--- AIM OF THE EXERCISE ---
Return the full listing exactly as it is written.

--- INFORMATION GIVEN ---
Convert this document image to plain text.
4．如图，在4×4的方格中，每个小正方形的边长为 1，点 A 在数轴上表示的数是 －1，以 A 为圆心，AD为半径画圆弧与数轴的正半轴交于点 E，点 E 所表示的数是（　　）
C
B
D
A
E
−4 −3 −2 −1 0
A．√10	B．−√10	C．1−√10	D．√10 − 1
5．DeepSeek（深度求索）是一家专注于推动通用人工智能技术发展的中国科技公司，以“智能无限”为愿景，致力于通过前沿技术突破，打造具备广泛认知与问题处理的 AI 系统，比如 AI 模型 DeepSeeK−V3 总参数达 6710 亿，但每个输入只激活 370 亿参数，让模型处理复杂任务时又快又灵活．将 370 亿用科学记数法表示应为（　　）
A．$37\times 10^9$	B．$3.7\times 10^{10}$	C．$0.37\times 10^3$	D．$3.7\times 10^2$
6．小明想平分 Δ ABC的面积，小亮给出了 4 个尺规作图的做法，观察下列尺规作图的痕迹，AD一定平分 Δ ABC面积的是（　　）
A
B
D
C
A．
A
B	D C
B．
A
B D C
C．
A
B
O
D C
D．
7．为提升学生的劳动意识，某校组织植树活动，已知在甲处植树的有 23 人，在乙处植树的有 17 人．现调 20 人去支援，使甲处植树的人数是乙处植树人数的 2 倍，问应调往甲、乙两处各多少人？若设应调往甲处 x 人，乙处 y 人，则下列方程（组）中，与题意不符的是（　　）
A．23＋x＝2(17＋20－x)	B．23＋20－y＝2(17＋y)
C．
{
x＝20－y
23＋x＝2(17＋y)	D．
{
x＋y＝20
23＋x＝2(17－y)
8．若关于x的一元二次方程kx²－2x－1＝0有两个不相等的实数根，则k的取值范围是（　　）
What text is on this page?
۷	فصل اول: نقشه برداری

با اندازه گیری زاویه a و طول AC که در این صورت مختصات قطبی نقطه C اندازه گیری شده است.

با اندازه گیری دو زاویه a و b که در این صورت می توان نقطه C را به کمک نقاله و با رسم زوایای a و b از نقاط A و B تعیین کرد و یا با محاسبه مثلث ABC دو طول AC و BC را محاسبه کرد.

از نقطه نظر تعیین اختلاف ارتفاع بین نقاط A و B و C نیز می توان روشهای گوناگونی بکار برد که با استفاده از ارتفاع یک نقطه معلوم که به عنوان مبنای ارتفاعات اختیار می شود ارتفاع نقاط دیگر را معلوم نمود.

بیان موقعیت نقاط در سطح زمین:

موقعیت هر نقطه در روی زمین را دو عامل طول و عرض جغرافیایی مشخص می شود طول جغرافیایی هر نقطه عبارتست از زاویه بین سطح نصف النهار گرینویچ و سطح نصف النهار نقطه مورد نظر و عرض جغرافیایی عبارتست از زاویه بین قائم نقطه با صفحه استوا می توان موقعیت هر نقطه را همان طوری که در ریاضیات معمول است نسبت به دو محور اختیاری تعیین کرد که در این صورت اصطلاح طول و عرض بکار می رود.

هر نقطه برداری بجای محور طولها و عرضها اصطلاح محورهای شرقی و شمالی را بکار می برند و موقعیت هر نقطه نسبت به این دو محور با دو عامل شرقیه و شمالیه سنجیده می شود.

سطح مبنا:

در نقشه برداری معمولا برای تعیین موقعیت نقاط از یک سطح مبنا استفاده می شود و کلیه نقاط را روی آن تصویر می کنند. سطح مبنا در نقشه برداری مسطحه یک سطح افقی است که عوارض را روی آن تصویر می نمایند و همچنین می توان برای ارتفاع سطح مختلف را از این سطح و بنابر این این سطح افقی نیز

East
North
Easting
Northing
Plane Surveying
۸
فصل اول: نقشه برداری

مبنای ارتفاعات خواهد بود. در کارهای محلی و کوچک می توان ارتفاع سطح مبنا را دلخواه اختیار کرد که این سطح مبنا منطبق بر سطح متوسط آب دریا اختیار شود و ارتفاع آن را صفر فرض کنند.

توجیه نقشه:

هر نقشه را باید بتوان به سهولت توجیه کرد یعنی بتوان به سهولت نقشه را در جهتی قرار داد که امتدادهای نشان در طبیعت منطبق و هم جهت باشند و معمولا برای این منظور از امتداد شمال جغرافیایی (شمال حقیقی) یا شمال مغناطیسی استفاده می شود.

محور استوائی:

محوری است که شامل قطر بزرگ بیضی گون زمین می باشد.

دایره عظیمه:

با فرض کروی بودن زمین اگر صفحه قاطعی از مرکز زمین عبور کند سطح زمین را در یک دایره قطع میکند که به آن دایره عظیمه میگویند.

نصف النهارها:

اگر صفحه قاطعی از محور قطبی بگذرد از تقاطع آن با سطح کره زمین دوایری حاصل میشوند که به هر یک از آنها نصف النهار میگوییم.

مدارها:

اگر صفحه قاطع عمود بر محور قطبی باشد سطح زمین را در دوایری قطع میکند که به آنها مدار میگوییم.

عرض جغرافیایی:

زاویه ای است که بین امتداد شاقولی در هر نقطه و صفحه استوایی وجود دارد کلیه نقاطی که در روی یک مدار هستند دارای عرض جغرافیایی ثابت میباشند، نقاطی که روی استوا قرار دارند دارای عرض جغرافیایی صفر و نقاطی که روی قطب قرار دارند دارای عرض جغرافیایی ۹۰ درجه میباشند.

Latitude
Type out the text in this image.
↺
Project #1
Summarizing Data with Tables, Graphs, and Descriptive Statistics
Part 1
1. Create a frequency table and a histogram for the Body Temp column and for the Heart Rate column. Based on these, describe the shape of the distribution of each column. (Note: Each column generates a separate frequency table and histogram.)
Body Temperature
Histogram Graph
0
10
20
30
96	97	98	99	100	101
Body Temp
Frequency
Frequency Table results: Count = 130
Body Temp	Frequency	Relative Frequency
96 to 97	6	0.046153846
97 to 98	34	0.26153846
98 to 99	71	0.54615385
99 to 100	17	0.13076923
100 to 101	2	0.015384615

--- FINAL RESULT ---
Convert this document image to plain text.
4．如图，在4×4的方格中，每个小正方形的边长为 1，点 A 在数轴上表示的数是 －1，以 A 为圆心，AD为半径画圆弧与数轴的正半轴交于点 E，点 E 所表示的数是（　　）
C
B
D
A
E
−4 −3 −2 −1 0
A．√10	B．−√10	C．1−√10	D．√10 − 1
5．DeepSeek（深度求索）是一家专注于推动通用人工智能技术发展的中国科技公司，以“智能无限”为愿景，致力于通过前沿技术突破，打造具备广泛认知与问题处理的 AI 系统，比如 AI 模型 DeepSeeK−V3 总参数达 6710 亿，但每个输入只激活 370 亿参数，让模型处理复杂任务时又快又灵活．将 370 亿用科学记数法表示应为（　　）
A．$37\times 10^9$	B．$3.7\times 10^{10}$	C．$0.37\times 10^3$	D．$3.7\times 10^2$
6．小明想平分 Δ ABC的面积，小亮给出了 4 个尺规作图的做法，观察下列尺规作图的痕迹，AD一定平分 Δ ABC面积的是（　　）
A
B
D
C
A．
A
B	D C
B．
A
B D C
C．
A
B
O
D C
D．
7．为提升学生的劳动意识，某校组织植树活动，已知在甲处植树的有 23 人，在乙处植树的有 17 人．现调 20 人去支援，使甲处植树的人数是乙处植树人数的 2 倍，问应调往甲、乙两处各多少人？若设应调往甲处 x 人，乙处 y 人，则下列方程（组）中，与题意不符的是（　　）
A．23＋x＝2(17＋20－x)	B．23＋20－y＝2(17＋y)
C．
{
x＝20－y
23＋x＝2(17＋y)	D．
{
x＋y＝20
23＋x＝2(17－y)
8．若关于x的一元二次方程kx²－2x－1＝0有两个不相等的实数根，则k的取值范围是（　　）
What text is on this page?
۷	فصل اول: نقشه برداری

با اندازه گیری زاویه a و طول AC که در این صورت مختصات قطبی نقطه C اندازه گیری شده است.

با اندازه گیری دو زاویه a و b که در این صورت می توان نقطه C را به کمک نقاله و با رسم زوایای a و b از نقاط A و B تعیین کرد و یا با محاسبه مثلث ABC دو طول AC و BC را محاسبه کرد.

از نقطه نظر تعیین اختلاف ارتفاع بین نقاط A و B و C نیز می توان روشهای گوناگونی بکار برد که با استفاده از ارتفاع یک نقطه معلوم که به عنوان مبنای ارتفاعات اختیار می شود ارتفاع نقاط دیگر را معلوم نمود.

بیان موقعیت نقاط در سطح زمین:

موقعیت هر نقطه در روی زمین را دو عامل طول و عرض جغرافیایی مشخص می شود طول جغرافیایی هر نقطه عبارتست از زاویه بین سطح نصف النهار گرینویچ و سطح نصف النهار نقطه مورد نظر و عرض جغرافیایی عبارتست از زاویه بین قائم نقطه با صفحه استوا می توان موقعیت هر نقطه را همان طوری که در ریاضیات معمول است نسبت به دو محور اختیاری تعیین کرد که در این صورت اصطلاح طول و عرض بکار می رود.

هر نقطه برداری بجای محور طولها و عرضها اصطلاح محورهای شرقی و شمالی را بکار می برند و موقعیت هر نقطه نسبت به این دو محور با دو عامل شرقیه و شمالیه سنجیده می شود.

سطح مبنا:

در نقشه برداری معمولا برای تعیین موقعیت نقاط از یک سطح مبنا استفاده می شود و کلیه نقاط را روی آن تصویر می کنند. سطح مبنا در نقشه برداری مسطحه یک سطح افقی است که عوارض را روی آن تصویر می نمایند و همچنین می توان برای ارتفاع سطح مختلف را از این سطح و بنابر این این سطح افقی نیز

East
North
Easting
Northing
Plane Surveying
۸
فصل اول: نقشه برداری

مبنای ارتفاعات خواهد بود. در کارهای محلی و کوچک می توان ارتفاع سطح مبنا را دلخواه اختیار کرد که این سطح مبنا منطبق بر سطح متوسط آب دریا اختیار شود و ارتفاع آن را صفر فرض کنند.

توجیه نقشه:

هر نقشه را باید بتوان به سهولت توجیه کرد یعنی بتوان به سهولت نقشه را در جهتی قرار داد که امتدادهای نشان در طبیعت منطبق و هم جهت باشند و معمولا برای این منظور از امتداد شمال جغرافیایی (شمال حقیقی) یا شمال مغناطیسی استفاده می شود.

محور استوائی:

محوری است که شامل قطر بزرگ بیضی گون زمین می باشد.

دایره عظیمه:

با فرض کروی بودن زمین اگر صفحه قاطعی از مرکز زمین عبور کند سطح زمین را در یک دایره قطع میکند که به آن دایره عظیمه میگویند.

نصف النهارها:

اگر صفحه قاطعی از محور قطبی بگذرد از تقاطع آن با سطح کره زمین دوایری حاصل میشوند که به هر یک از آنها نصف النهار میگوییم.

مدارها:

اگر صفحه قاطع عمود بر محور قطبی باشد سطح زمین را در دوایری قطع میکند که به آنها مدار میگوییم.

عرض جغرافیایی:

زاویه ای است که بین امتداد شاقولی در هر نقطه و صفحه استوایی وجود دارد کلیه نقاطی که در روی یک مدار هستند دارای عرض جغرافیایی ثابت میباشند، نقاطی که روی استوا قرار دارند دارای عرض جغرافیایی صفر و نقاطی که روی قطب قرار دارند دارای عرض جغرافیایی ۹۰ درجه میباشند.

Latitude
Type out the text in this image.
↺
Project #1
Summarizing Data with Tables, Graphs, and Descriptive Statistics
Part 1
1. Create a frequency table and a histogram for the Body Temp column and for the Heart Rate column. Based on these, describe the shape of the distribution of each column. (Note: Each column generates a separate frequency table and histogram.)
Body Temperature
Histogram Graph
0
10
20
30
96	97	98	99	100	101
Body Temp
Frequency
Frequency Table results: Count = 130
Body Temp	Frequency	Relative Frequency
96 to 97	6	0.046153846
97 to 98	34	0.26153846
98 to 99	71	0.54615385
99 to 100	17	0.13076923
100 to 101	2	0.015384615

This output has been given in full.